#### EXCERPTED TEXT:
+++++
So that if for many years the American farmhouse is not so well built as it might be, the farm not so well worked, rural life in America not so attractive as it might be, the farmer's wife burdened with a little more labor than she might otherwise have, and if she grows old earlier than she might otherwise, it will be in part because we are paying our share of the war indemnities and the war costs.

But this scarcity of capital operates in another way. One of the most promising fields for American enterprise is, of course, in the undeveloped lands to the south of us, but in the development of those lands we have looked and must look for the co-operation of European capital. Millions of French and British money have poured into South America, building docks and railroads and opening up the country, and that development of South America has been to our advantage because quite frequently these enterprises were under the actual management of Americans, using to the common advantage the savings of the thrifty Frenchman and the capital of the wealthy Englishman.

For, of course, as between the older and the newer worlds there has gone on this very beneficent division of labor: the Old World having developed its soil, built its cities, made its roads, has more capital available for outside employment than have the population of newer countries that have so much of this work before them. And now this possibility of fruitful co-operation is, for the time being, and it may be for many years, suspended. I say nothing of the loss of markets in the older countries which will be occasioned by sheer loss of population and the lower standard of living. That is one of the more obvious but not perhaps the most important of the ways in which the war affects us commercially.

Speaking purely in terms of commercial advantage—and these, I know, do not tell the whole story (I am not for a moment pretending they do)—the losses that we shall suffer through this war are probably very much more considerable than those we should suffer by the loss of the Philippines in the event, say, of their being seized by some hostile power; and we suffer these losses, although not a single foreign soldier lands upon our soil. It is literally and precisely true to say that there is not one person from Hudson Bay to Cape Horn that will not be affected in some degree by what is now going on in Europe. And it is at least conceivable that our children and children's children will feel its effects more deeply still.

Nor is America escaping the military any more than she has escaped the commercial and financial effects of this war. She may never be drawn into active military co-operation with other nations, but she is affected none the less. Indeed the military effects of this war are already revealing themselves in a demand for a naval programme immensely larger than any American could have anticipated a year ago, by plans for an enormously enlarged army. All this is the most natural result.

Just consider, for instance, the ultimate effect of a quite possible outcome of the present conflict—Germany victorious and the Prussian effort next directed at, say, the conquest of India. Imagine India Prussianized by Germany, so that, with the marvelous efficiency in military organization which she has shown, she is able to draw on an Asiatic population of something approaching 400,000,000.

Whether the situation then created would really constitute a menace for us or not, this much would be certain—that the more timid and timorous among us would believe it to be a menace, and it would furnish an irresistible plea for a very greatly enlarged naval and military establishment. We too, in that case would probably be led to organize our nation on the lines on which the European military nations have organized theirs, with compulsory military service, and so forth.
+++++
#### TASKS:
1. State whether each statement agrees with the passage on the war's effects on America, answering yes or no and quoting the deciding words: (a) French and British money helped develop South America. (b) America will certainly be drawn into active military co-operation with other nations. (c) The loss of markets through population loss is the most important commercial effect of the war.
2. Write a continuation of the passage on the war's effects on America, starting after its final sentence.

#### Excerpts from a layout annotation set:
+++++
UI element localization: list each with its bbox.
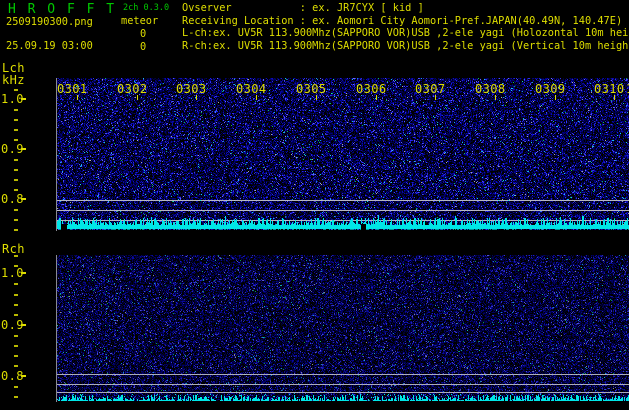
- lch-freq-minor-tick: [14, 139, 18, 141]
- timestamp: 25.09.19 03:00: [6, 40, 93, 52]
- rch-freq-minor-tick: [14, 255, 18, 257]
- rch-freq-minor-tick: [14, 396, 18, 398]
- rch-freq-major-tick: [21, 272, 26, 274]
- lch-freq-major-tick: [21, 98, 26, 100]
- rch-freq-minor-tick: [14, 335, 18, 337]
- lch-freq-minor-tick: [14, 219, 18, 221]
- rch-freq-minor-tick: [14, 345, 18, 347]
- observer-info-block: Ovserver : ex. JR7CYX [ kid ] Receiving …: [182, 2, 629, 52]
- time-label: 0307: [415, 82, 446, 96]
- lch-freq-minor-tick: [14, 209, 18, 211]
- lch-freq-minor-tick: [14, 229, 18, 231]
- time-label: 0309: [535, 82, 566, 96]
- time-label: 0310: [594, 82, 625, 96]
- app-title: H R O F F T: [8, 2, 117, 17]
- lch-freq-minor-tick: [14, 119, 18, 121]
- rch-axis-line: [56, 255, 57, 402]
- time-label: 0305: [296, 82, 327, 96]
- observer-line: Ovserver : ex. JR7CYX [ kid ]: [182, 2, 424, 14]
- time-label: 0306: [356, 82, 387, 96]
- hrofft-screen: { "app": { "title": "H R O F F T", "vers…: [0, 0, 629, 410]
- rch-spectrogram: [57, 255, 629, 402]
- lch-freq-minor-tick: [14, 159, 18, 161]
- lch-freq-major-tick: [21, 198, 26, 200]
- output-filename: 2509190300.png: [6, 16, 93, 28]
- lch-freq-minor-tick: [14, 189, 18, 191]
- time-label: 0301: [57, 82, 88, 96]
- rch-freq-minor-tick: [14, 283, 18, 285]
- rch-freq-minor-tick: [14, 265, 18, 267]
- counter-value-1: 0: [140, 28, 147, 40]
- lch-axis-line: [56, 78, 57, 231]
- rch-freq-minor-tick: [14, 314, 18, 316]
- lch-freq-major-tick: [21, 148, 26, 150]
- mode-label: meteor: [121, 15, 159, 27]
- time-label: 0303: [176, 82, 207, 96]
- rch-freq-minor-tick: [14, 365, 18, 367]
- rch-channel-label: Rch: [2, 242, 25, 256]
- time-label: 0308: [475, 82, 506, 96]
- counter-value-2: 0: [140, 41, 147, 53]
- rch-freq-major-tick: [21, 375, 26, 377]
- rch-freq-major-tick: [21, 324, 26, 326]
- lch-unit-label: kHz: [2, 73, 25, 87]
- lch-freq-minor-tick: [14, 129, 18, 131]
- receiving-location-line: Receiving Location : ex. Aomori City Aom…: [182, 14, 623, 27]
- lch-freq-minor-tick: [14, 169, 18, 171]
- rch-freq-minor-tick: [14, 355, 18, 357]
- lch-freq-minor-tick: [14, 179, 18, 181]
- lch-freq-minor-tick: [14, 109, 18, 111]
- lch-spectrogram: [57, 78, 629, 231]
- rch-freq-minor-tick: [14, 386, 18, 388]
- rch-freq-minor-tick: [14, 304, 18, 306]
- time-label: 0302: [117, 82, 148, 96]
- rch-freq-minor-tick: [14, 294, 18, 296]
- rch-receiver-line: R-ch:ex. UV5R 113.900Mhz(SAPPORO VOR)USB…: [182, 39, 629, 52]
- app-version: 2ch 0.3.0: [123, 3, 170, 13]
- time-label: 0304: [236, 82, 267, 96]
- lch-freq-minor-tick: [14, 89, 18, 91]
- lch-receiver-line: L-ch:ex. UV5R 113.900Mhz(SAPPORO VOR)USB…: [182, 27, 629, 40]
+++++
#### RESULTS IN ORDER:
1.
(a) Yes: "Millions of French and British money have poured into South America, building docks and railroads and opening up the country"
(b) No: "She may never be drawn into active military co-operation with other nations, but she is affected none the less."
(c) No: "That is one of the more obvious but not perhaps the most important of the ways in which the war affects us commercially."

2.
Indeed, even if Germany is not victorious the future contains possibilities of a like result; imagine, what is quite possible, that Russia becomes the dominant factor in Europe after this war and places herself at the head of a great Slav confederacy of 200,000,000, with her power extending incidentally to the Pacific coast of Asia, and, it may be the day after tomorrow, over 100,000,000 or 200,000,000 of Asiatics. We should thus have a militarized power of 200,000,000 or 300,000,000 or 400,000,000 souls, autocratically governed, endowed with western technical knowledge in the manipulation of the instruments of war, occupying the Pacific coast line directly facing our Pacific coast line. It is quite conceivable, therefore, that as the outcome of either of the two possible results of this war we may find ourselves embarked upon a great era of militarization.

Our impregnability does not protect us from militarism. It is quite true that this country, like Russia, cannot be permanently invaded; it is quite true that hostile navies need not necessarily be resisted by navies of our own so far as the protection of our coasts is concerned. But there is no such thing as absolute certainty in these matters. While personally I believe that no country in the world will ever challenge the United States, that the chances are a hundred to one against it, it is on just that one chance that the militarist bases his plea for armaments and secures them.

But, unfortunately, we are already committed to a good deal more than just mere defense of American territory; problems arising out of the Philippines and the Panama Canal and the Monroe Doctrine have already committed us to a measure of intervention in the political affairs of the outside world. In brief, if the other nations of the world have great armies and navies—and tomorrow those other nations will include a reorganized China as they already include a westernized Japan—if there is all that weight of military material which might be used against us, then in the absence of those other guarantees which I shall suggest, we shall be drawn into piling up a corresponding weight of material as against that of the outside world.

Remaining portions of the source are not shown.